Problem statement
Carry none of the pictures over; write out the complete data exactly.

Record set
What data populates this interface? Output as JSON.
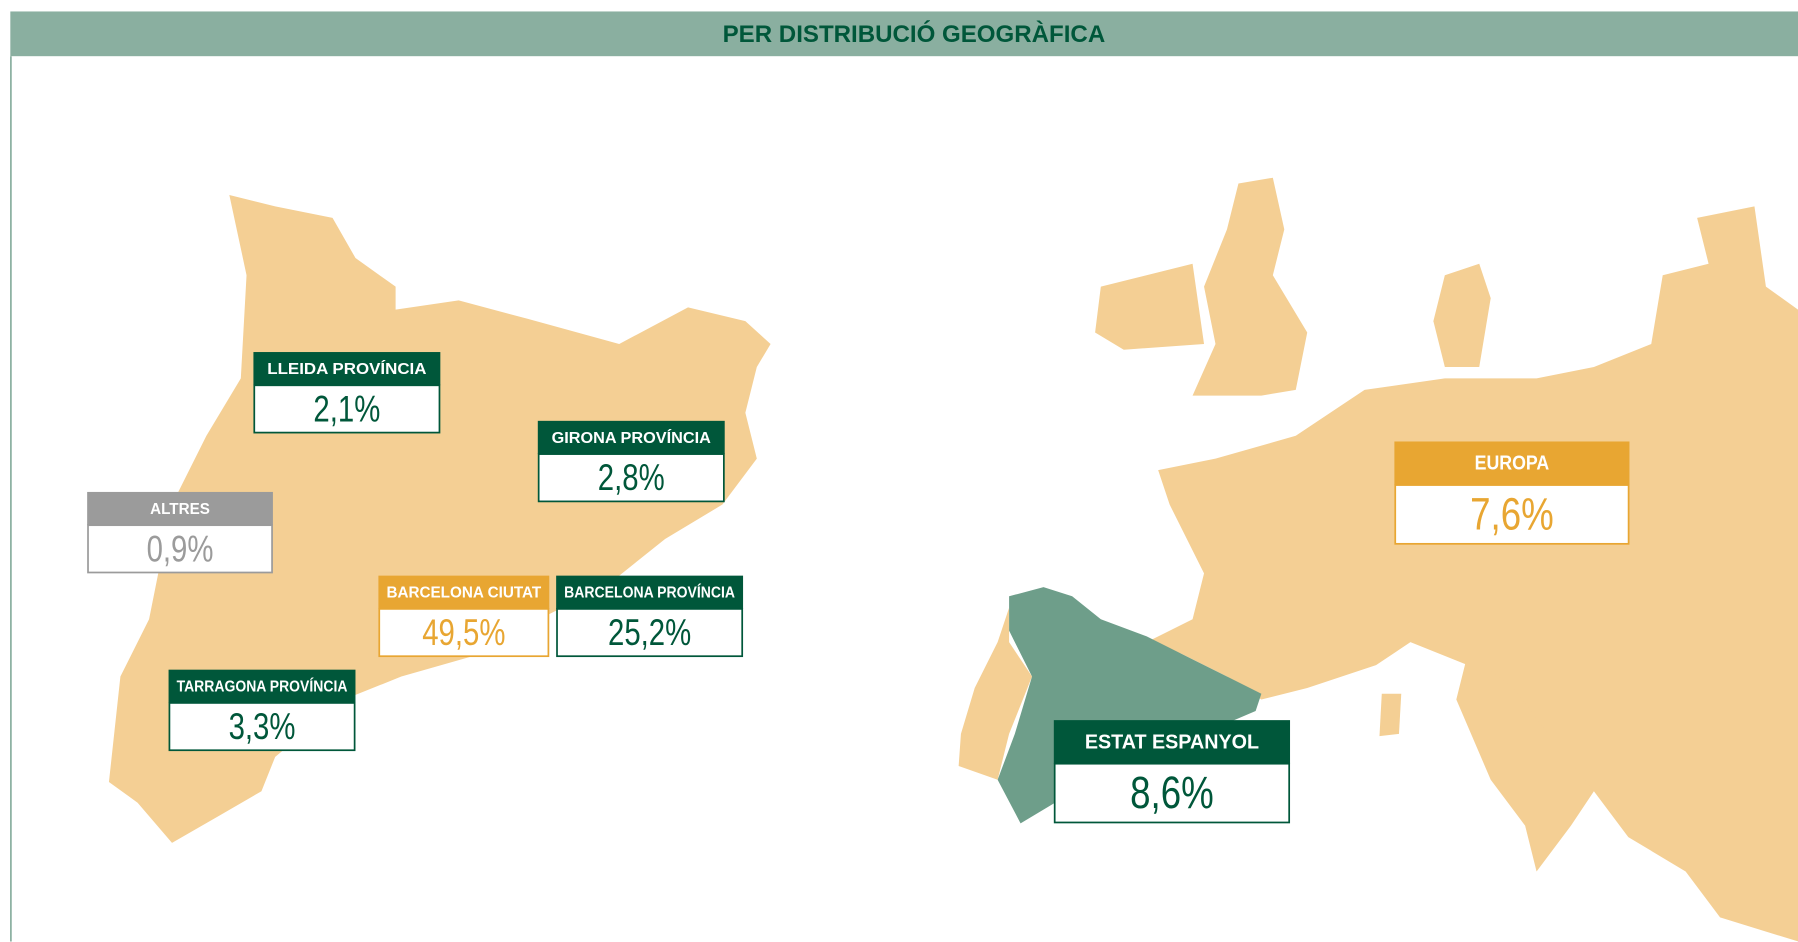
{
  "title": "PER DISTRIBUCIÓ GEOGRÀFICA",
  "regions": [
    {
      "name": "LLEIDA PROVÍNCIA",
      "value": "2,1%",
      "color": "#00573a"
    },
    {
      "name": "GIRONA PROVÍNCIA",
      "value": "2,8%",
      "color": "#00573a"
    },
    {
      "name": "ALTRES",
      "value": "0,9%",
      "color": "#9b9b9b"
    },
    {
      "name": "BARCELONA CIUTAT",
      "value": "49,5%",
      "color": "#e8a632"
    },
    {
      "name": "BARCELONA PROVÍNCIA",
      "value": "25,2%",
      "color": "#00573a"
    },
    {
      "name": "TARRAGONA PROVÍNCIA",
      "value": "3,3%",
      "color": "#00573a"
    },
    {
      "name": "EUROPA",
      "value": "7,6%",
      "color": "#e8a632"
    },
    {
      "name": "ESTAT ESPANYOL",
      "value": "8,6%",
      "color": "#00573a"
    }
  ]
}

Correct answer
What data populates this interface? Output as JSON.
{
  "title": "PER DISTRIBUCIÓ GEOGRÀFICA",
  "regions": [
    {
      "name": "LLEIDA PROVÍNCIA",
      "value": "2,1%",
      "color": "#00573a"
    },
    {
      "name": "GIRONA PROVÍNCIA",
      "value": "2,8%",
      "color": "#00573a"
    },
    {
      "name": "ALTRES",
      "value": "0,9%",
      "color": "#9b9b9b"
    },
    {
      "name": "BARCELONA CIUTAT",
      "value": "49,5%",
      "color": "#e8a632"
    },
    {
      "name": "BARCELONA PROVÍNCIA",
      "value": "25,2%",
      "color": "#00573a"
    },
    {
      "name": "TARRAGONA PROVÍNCIA",
      "value": "3,3%",
      "color": "#00573a"
    },
    {
      "name": "EUROPA",
      "value": "7,6%",
      "color": "#e8a632"
    },
    {
      "name": "ESTAT ESPANYOL",
      "value": "8,6%",
      "color": "#00573a"
    }
  ]
}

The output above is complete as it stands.